DIRECTION. Below are the records; reproduce all of them exactly but without any images.

A run of records.
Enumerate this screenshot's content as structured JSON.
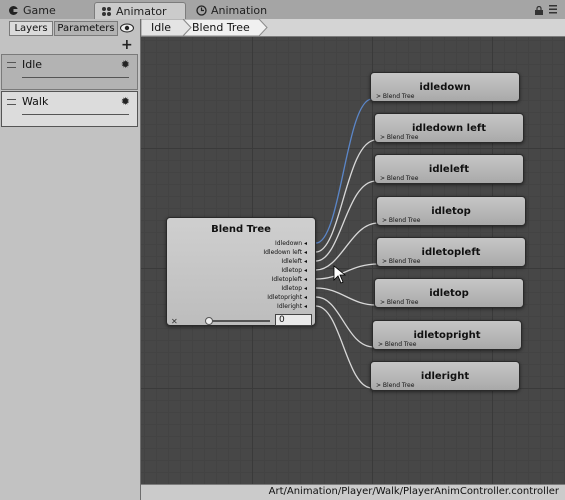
{
  "tabs": [
    {
      "label": "Game",
      "icon": "game-icon"
    },
    {
      "label": "Animator",
      "icon": "animator-icon",
      "active": true
    },
    {
      "label": "Animation",
      "icon": "animation-icon"
    }
  ],
  "left_panel": {
    "tabs": [
      {
        "label": "Layers",
        "active": true
      },
      {
        "label": "Parameters"
      }
    ],
    "add_label": "+",
    "layers": [
      {
        "name": "Idle"
      },
      {
        "name": "Walk"
      }
    ]
  },
  "breadcrumb": [
    "Idle",
    "Blend Tree"
  ],
  "blend_tree": {
    "title": "Blend Tree",
    "parameters": [
      "Idledown",
      "Idledown left",
      "Idleleft",
      "Idletop",
      "Idletopleft",
      "Idletop",
      "Idletopright",
      "Idleright"
    ],
    "value": "0"
  },
  "motion_nodes": [
    {
      "title": "idledown",
      "port": "Blend Tree"
    },
    {
      "title": "idledown left",
      "port": "Blend Tree"
    },
    {
      "title": "idleleft",
      "port": "Blend Tree"
    },
    {
      "title": "idletop",
      "port": "Blend Tree"
    },
    {
      "title": "idletopleft",
      "port": "Blend Tree"
    },
    {
      "title": "idletop",
      "port": "Blend Tree"
    },
    {
      "title": "idletopright",
      "port": "Blend Tree"
    },
    {
      "title": "idleright",
      "port": "Blend Tree"
    }
  ],
  "status": {
    "path": "Art/Animation/Player/Walk/PlayerAnimController.controller"
  },
  "colors": {
    "highlight_wire": "#5b86c8",
    "wire": "#d8d8d8",
    "graph_bg": "#474747"
  }
}
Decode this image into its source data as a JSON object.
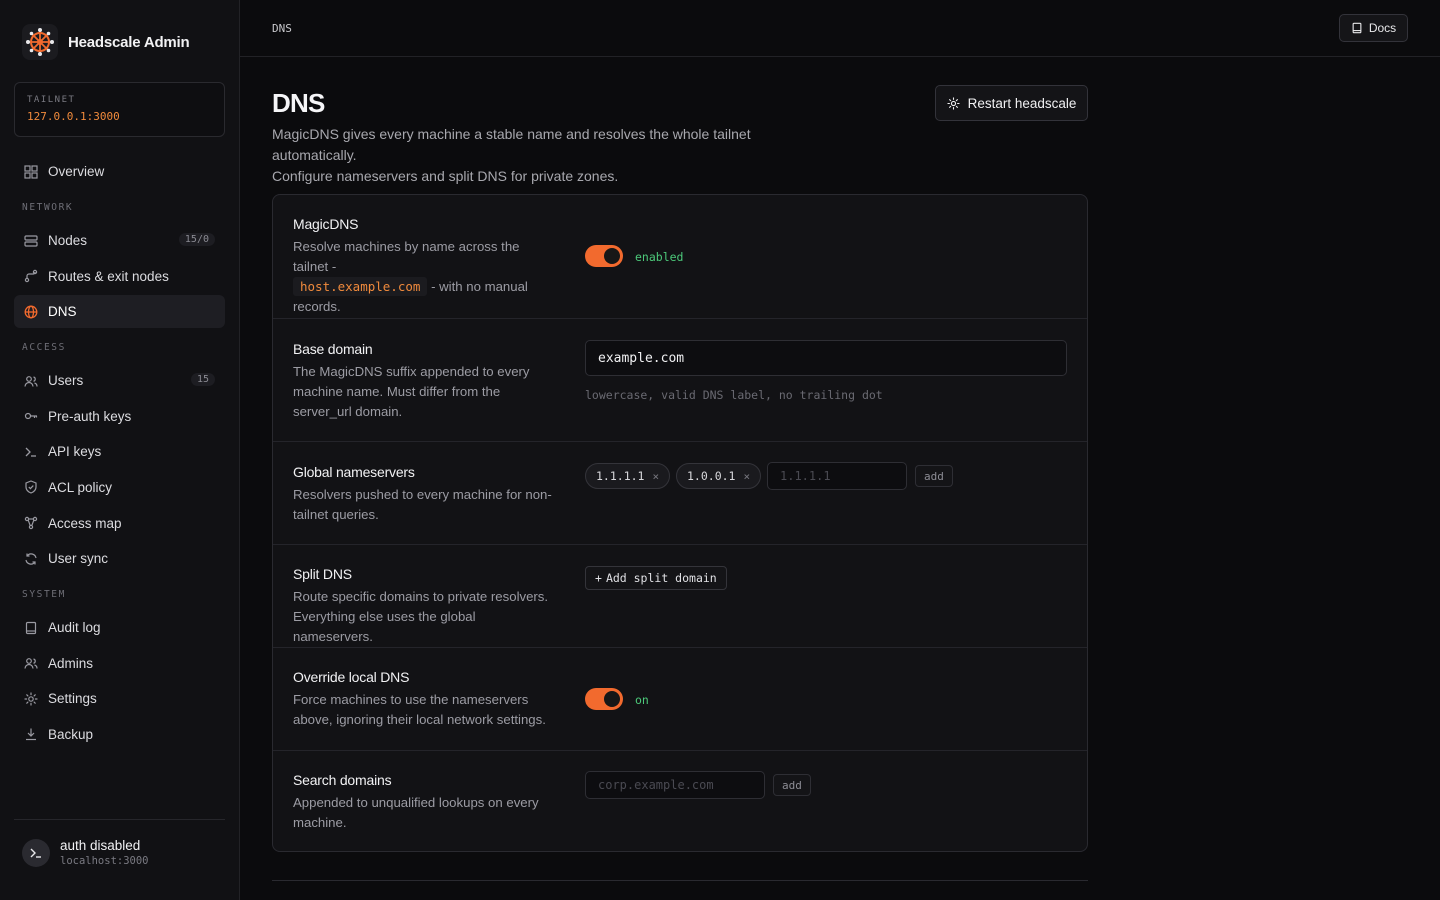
{
  "brand": {
    "name": "Headscale Admin"
  },
  "tailnet": {
    "label": "TAILNET",
    "value": "127.0.0.1:3000"
  },
  "nav": {
    "overview": "Overview",
    "section_network": "NETWORK",
    "nodes": "Nodes",
    "nodes_badge": "15/0",
    "routes": "Routes & exit nodes",
    "dns": "DNS",
    "section_access": "ACCESS",
    "users": "Users",
    "users_badge": "15",
    "preauth": "Pre-auth keys",
    "apikeys": "API keys",
    "acl": "ACL policy",
    "accessmap": "Access map",
    "usersync": "User sync",
    "section_system": "SYSTEM",
    "audit": "Audit log",
    "admins": "Admins",
    "settings": "Settings",
    "backup": "Backup"
  },
  "footer": {
    "title": "auth disabled",
    "subtitle": "localhost:3000"
  },
  "topbar": {
    "breadcrumb": "DNS",
    "docs": "Docs"
  },
  "page": {
    "title": "DNS",
    "description_line1": "MagicDNS gives every machine a stable name and resolves the whole tailnet automatically.",
    "description_line2": "Configure nameservers and split DNS for private zones.",
    "restart": "Restart headscale"
  },
  "magicdns": {
    "title": "MagicDNS",
    "desc_a": "Resolve machines by name across the tailnet -",
    "code": "host.example.com",
    "desc_b": " - with no manual records.",
    "toggle_on": true,
    "status": "enabled"
  },
  "base_domain": {
    "title": "Base domain",
    "desc": "The MagicDNS suffix appended to every machine name. Must differ from the server_url domain.",
    "value": "example.com",
    "hint": "lowercase, valid DNS label, no trailing dot"
  },
  "global_ns": {
    "title": "Global nameservers",
    "desc": "Resolvers pushed to every machine for non-tailnet queries.",
    "servers": [
      "1.1.1.1",
      "1.0.0.1"
    ],
    "placeholder": "1.1.1.1",
    "add": "add",
    "remove": "×"
  },
  "split_dns": {
    "title": "Split DNS",
    "desc": "Route specific domains to private resolvers. Everything else uses the global nameservers.",
    "button": "Add split domain",
    "button_prefix": "+"
  },
  "override": {
    "title": "Override local DNS",
    "desc": "Force machines to use the nameservers above, ignoring their local network settings.",
    "toggle_on": true,
    "status": "on"
  },
  "search_domains": {
    "title": "Search domains",
    "desc": "Appended to unqualified lookups on every machine.",
    "placeholder": "corp.example.com",
    "add": "add"
  },
  "colors": {
    "accent": "#f26a2e",
    "success": "#4cc97a",
    "code": "#f08a3c"
  }
}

ANSWER TO THE EXERCISE.
Enumerate this screenshot's content as structured JSON.
{
  "tabs": [
    {
      "label": "Game",
      "icon": "game-icon"
    },
    {
      "label": "Animator",
      "icon": "animator-icon",
      "active": true
    },
    {
      "label": "Animation",
      "icon": "animation-icon"
    }
  ],
  "left_panel": {
    "tabs": [
      {
        "label": "Layers",
        "active": true
      },
      {
        "label": "Parameters"
      }
    ],
    "add_label": "+",
    "layers": [
      {
        "name": "Idle"
      },
      {
        "name": "Walk"
      }
    ]
  },
  "breadcrumb": [
    "Idle",
    "Blend Tree"
  ],
  "blend_tree": {
    "title": "Blend Tree",
    "parameters": [
      "Idledown",
      "Idledown left",
      "Idleleft",
      "Idletop",
      "Idletopleft",
      "Idletop",
      "Idletopright",
      "Idleright"
    ],
    "value": "0"
  },
  "motion_nodes": [
    {
      "title": "idledown",
      "port": "Blend Tree"
    },
    {
      "title": "idledown left",
      "port": "Blend Tree"
    },
    {
      "title": "idleleft",
      "port": "Blend Tree"
    },
    {
      "title": "idletop",
      "port": "Blend Tree"
    },
    {
      "title": "idletopleft",
      "port": "Blend Tree"
    },
    {
      "title": "idletop",
      "port": "Blend Tree"
    },
    {
      "title": "idletopright",
      "port": "Blend Tree"
    },
    {
      "title": "idleright",
      "port": "Blend Tree"
    }
  ],
  "status": {
    "path": "Art/Animation/Player/Walk/PlayerAnimController.controller"
  },
  "colors": {
    "highlight_wire": "#5b86c8",
    "wire": "#d8d8d8",
    "graph_bg": "#474747"
  }
}
Decode this image into its source data as a JSON object.
{
  "brand": {
    "name": "Headscale Admin"
  },
  "tailnet": {
    "label": "TAILNET",
    "value": "127.0.0.1:3000"
  },
  "nav": {
    "overview": "Overview",
    "section_network": "NETWORK",
    "nodes": "Nodes",
    "nodes_badge": "15/0",
    "routes": "Routes & exit nodes",
    "dns": "DNS",
    "section_access": "ACCESS",
    "users": "Users",
    "users_badge": "15",
    "preauth": "Pre-auth keys",
    "apikeys": "API keys",
    "acl": "ACL policy",
    "accessmap": "Access map",
    "usersync": "User sync",
    "section_system": "SYSTEM",
    "audit": "Audit log",
    "admins": "Admins",
    "settings": "Settings",
    "backup": "Backup"
  },
  "footer": {
    "title": "auth disabled",
    "subtitle": "localhost:3000"
  },
  "topbar": {
    "breadcrumb": "DNS",
    "docs": "Docs"
  },
  "page": {
    "title": "DNS",
    "description_line1": "MagicDNS gives every machine a stable name and resolves the whole tailnet automatically.",
    "description_line2": "Configure nameservers and split DNS for private zones.",
    "restart": "Restart headscale"
  },
  "magicdns": {
    "title": "MagicDNS",
    "desc_a": "Resolve machines by name across the tailnet -",
    "code": "host.example.com",
    "desc_b": " - with no manual records.",
    "toggle_on": true,
    "status": "enabled"
  },
  "base_domain": {
    "title": "Base domain",
    "desc": "The MagicDNS suffix appended to every machine name. Must differ from the server_url domain.",
    "value": "example.com",
    "hint": "lowercase, valid DNS label, no trailing dot"
  },
  "global_ns": {
    "title": "Global nameservers",
    "desc": "Resolvers pushed to every machine for non-tailnet queries.",
    "servers": [
      "1.1.1.1",
      "1.0.0.1"
    ],
    "placeholder": "1.1.1.1",
    "add": "add",
    "remove": "×"
  },
  "split_dns": {
    "title": "Split DNS",
    "desc": "Route specific domains to private resolvers. Everything else uses the global nameservers.",
    "button": "Add split domain",
    "button_prefix": "+"
  },
  "override": {
    "title": "Override local DNS",
    "desc": "Force machines to use the nameservers above, ignoring their local network settings.",
    "toggle_on": true,
    "status": "on"
  },
  "search_domains": {
    "title": "Search domains",
    "desc": "Appended to unqualified lookups on every machine.",
    "placeholder": "corp.example.com",
    "add": "add"
  },
  "colors": {
    "accent": "#f26a2e",
    "success": "#4cc97a",
    "code": "#f08a3c"
  }
}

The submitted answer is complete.